> _Job_
Reproduce all of the data exactly, with no line skipped.

==================================================

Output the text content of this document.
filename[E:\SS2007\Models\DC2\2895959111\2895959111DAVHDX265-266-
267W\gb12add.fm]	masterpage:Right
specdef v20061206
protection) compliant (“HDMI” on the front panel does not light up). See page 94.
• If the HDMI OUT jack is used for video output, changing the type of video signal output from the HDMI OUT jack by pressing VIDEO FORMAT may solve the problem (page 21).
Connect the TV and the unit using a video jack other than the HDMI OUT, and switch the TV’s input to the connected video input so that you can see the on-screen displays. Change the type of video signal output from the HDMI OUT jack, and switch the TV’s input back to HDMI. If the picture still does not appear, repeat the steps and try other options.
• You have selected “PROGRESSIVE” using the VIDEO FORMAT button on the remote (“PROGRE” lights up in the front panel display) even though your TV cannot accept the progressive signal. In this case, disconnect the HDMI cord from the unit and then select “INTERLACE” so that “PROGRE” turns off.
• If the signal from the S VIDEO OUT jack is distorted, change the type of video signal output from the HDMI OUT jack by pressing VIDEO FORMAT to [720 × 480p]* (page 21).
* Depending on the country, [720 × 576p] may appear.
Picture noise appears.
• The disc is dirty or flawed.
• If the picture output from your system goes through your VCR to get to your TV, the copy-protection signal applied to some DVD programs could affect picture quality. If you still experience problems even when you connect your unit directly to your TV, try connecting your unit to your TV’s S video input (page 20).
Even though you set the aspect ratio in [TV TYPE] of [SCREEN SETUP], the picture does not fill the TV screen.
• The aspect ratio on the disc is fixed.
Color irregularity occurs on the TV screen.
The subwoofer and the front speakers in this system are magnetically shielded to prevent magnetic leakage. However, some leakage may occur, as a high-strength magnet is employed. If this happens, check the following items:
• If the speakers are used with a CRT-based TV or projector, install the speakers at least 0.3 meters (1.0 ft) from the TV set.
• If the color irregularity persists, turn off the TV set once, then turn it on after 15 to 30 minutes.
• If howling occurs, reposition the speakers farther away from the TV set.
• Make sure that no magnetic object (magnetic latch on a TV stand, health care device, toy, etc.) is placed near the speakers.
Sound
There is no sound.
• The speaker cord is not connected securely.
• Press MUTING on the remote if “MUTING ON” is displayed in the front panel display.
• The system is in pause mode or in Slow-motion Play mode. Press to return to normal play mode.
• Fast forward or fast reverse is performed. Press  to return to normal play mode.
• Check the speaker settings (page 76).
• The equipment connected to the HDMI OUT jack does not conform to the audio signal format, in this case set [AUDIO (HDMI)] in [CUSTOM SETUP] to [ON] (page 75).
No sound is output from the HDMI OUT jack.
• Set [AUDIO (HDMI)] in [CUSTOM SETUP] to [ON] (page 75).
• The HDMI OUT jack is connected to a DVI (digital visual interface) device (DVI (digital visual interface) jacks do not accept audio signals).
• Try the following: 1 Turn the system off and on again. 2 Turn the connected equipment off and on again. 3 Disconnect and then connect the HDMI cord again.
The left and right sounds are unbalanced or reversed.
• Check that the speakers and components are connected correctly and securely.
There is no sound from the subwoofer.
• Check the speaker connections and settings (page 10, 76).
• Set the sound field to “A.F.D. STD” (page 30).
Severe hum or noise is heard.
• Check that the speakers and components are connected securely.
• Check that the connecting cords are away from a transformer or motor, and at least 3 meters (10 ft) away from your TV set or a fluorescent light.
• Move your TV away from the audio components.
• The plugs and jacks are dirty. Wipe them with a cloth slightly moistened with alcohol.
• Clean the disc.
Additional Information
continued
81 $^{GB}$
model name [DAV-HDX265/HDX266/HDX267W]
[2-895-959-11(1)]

==================================================

> _Result_
Output the text content of this document.
filename[E:\SS2007\Models\DC2\2895959111\2895959111DAVHDX265-266-
267W\gb12add.fm]	masterpage:Right
specdef v20061206
protection) compliant (“HDMI” on the front panel does not light up). See page 94.
• If the HDMI OUT jack is used for video output, changing the type of video signal output from the HDMI OUT jack by pressing VIDEO FORMAT may solve the problem (page 21).
Connect the TV and the unit using a video jack other than the HDMI OUT, and switch the TV’s input to the connected video input so that you can see the on-screen displays. Change the type of video signal output from the HDMI OUT jack, and switch the TV’s input back to HDMI. If the picture still does not appear, repeat the steps and try other options.
• You have selected “PROGRESSIVE” using the VIDEO FORMAT button on the remote (“PROGRE” lights up in the front panel display) even though your TV cannot accept the progressive signal. In this case, disconnect the HDMI cord from the unit and then select “INTERLACE” so that “PROGRE” turns off.
• If the signal from the S VIDEO OUT jack is distorted, change the type of video signal output from the HDMI OUT jack by pressing VIDEO FORMAT to [720 × 480p]* (page 21).
* Depending on the country, [720 × 576p] may appear.
Picture noise appears.
• The disc is dirty or flawed.
• If the picture output from your system goes through your VCR to get to your TV, the copy-protection signal applied to some DVD programs could affect picture quality. If you still experience problems even when you connect your unit directly to your TV, try connecting your unit to your TV’s S video input (page 20).
Even though you set the aspect ratio in [TV TYPE] of [SCREEN SETUP], the picture does not fill the TV screen.
• The aspect ratio on the disc is fixed.
Color irregularity occurs on the TV screen.
The subwoofer and the front speakers in this system are magnetically shielded to prevent magnetic leakage. However, some leakage may occur, as a high-strength magnet is employed. If this happens, check the following items:
• If the speakers are used with a CRT-based TV or projector, install the speakers at least 0.3 meters (1.0 ft) from the TV set.
• If the color irregularity persists, turn off the TV set once, then turn it on after 15 to 30 minutes.
• If howling occurs, reposition the speakers farther away from the TV set.
• Make sure that no magnetic object (magnetic latch on a TV stand, health care device, toy, etc.) is placed near the speakers.
Sound
There is no sound.
• The speaker cord is not connected securely.
• Press MUTING on the remote if “MUTING ON” is displayed in the front panel display.
• The system is in pause mode or in Slow-motion Play mode. Press to return to normal play mode.
• Fast forward or fast reverse is performed. Press  to return to normal play mode.
• Check the speaker settings (page 76).
• The equipment connected to the HDMI OUT jack does not conform to the audio signal format, in this case set [AUDIO (HDMI)] in [CUSTOM SETUP] to [ON] (page 75).
No sound is output from the HDMI OUT jack.
• Set [AUDIO (HDMI)] in [CUSTOM SETUP] to [ON] (page 75).
• The HDMI OUT jack is connected to a DVI (digital visual interface) device (DVI (digital visual interface) jacks do not accept audio signals).
• Try the following: 1 Turn the system off and on again. 2 Turn the connected equipment off and on again. 3 Disconnect and then connect the HDMI cord again.
The left and right sounds are unbalanced or reversed.
• Check that the speakers and components are connected correctly and securely.
There is no sound from the subwoofer.
• Check the speaker connections and settings (page 10, 76).
• Set the sound field to “A.F.D. STD” (page 30).
Severe hum or noise is heard.
• Check that the speakers and components are connected securely.
• Check that the connecting cords are away from a transformer or motor, and at least 3 meters (10 ft) away from your TV set or a fluorescent light.
• Move your TV away from the audio components.
• The plugs and jacks are dirty. Wipe them with a cloth slightly moistened with alcohol.
• Clean the disc.
Additional Information
continued
81 $^{GB}$
model name [DAV-HDX265/HDX266/HDX267W]
[2-895-959-11(1)]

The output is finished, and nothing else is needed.